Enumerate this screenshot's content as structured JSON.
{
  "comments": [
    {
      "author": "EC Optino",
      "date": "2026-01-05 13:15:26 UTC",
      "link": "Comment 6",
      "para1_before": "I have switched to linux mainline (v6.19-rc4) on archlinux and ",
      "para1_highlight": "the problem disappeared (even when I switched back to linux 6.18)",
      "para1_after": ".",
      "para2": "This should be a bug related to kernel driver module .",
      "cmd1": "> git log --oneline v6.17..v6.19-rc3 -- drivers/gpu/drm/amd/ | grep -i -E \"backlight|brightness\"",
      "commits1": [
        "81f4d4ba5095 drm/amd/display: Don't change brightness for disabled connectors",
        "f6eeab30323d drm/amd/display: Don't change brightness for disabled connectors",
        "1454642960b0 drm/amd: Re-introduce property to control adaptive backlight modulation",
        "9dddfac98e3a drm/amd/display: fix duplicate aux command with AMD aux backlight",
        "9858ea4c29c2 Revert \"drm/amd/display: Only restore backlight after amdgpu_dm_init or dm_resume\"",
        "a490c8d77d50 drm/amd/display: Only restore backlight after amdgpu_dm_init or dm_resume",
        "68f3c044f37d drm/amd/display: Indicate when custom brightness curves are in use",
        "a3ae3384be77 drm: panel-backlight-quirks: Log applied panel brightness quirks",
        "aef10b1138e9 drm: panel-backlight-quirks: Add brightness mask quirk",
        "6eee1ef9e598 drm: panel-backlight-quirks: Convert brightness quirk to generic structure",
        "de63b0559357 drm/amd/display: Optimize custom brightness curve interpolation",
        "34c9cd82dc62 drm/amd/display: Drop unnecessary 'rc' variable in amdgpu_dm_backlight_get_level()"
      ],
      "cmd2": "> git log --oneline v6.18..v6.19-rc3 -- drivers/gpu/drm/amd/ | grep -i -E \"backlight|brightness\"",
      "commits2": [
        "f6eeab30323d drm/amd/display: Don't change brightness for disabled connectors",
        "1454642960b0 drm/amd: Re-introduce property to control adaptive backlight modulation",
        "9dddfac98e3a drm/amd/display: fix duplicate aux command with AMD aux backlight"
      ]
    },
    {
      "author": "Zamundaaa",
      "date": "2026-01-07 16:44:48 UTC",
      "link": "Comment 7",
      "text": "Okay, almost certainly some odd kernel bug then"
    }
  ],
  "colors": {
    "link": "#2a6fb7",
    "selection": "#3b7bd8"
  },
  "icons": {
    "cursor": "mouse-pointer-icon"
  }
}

····················

Directions for this task: Select and copy each line from the data that includes the word "drivers".

Solution to this problem:
      "cmd1": "> git log --oneline v6.17..v6.19-rc3 -- drivers/gpu/drm/amd/ | grep -i -E \"backlight|brightness\"",
      "cmd2": "> git log --oneline v6.18..v6.19-rc3 -- drivers/gpu/drm/amd/ | grep -i -E \"backlight|brightness\"",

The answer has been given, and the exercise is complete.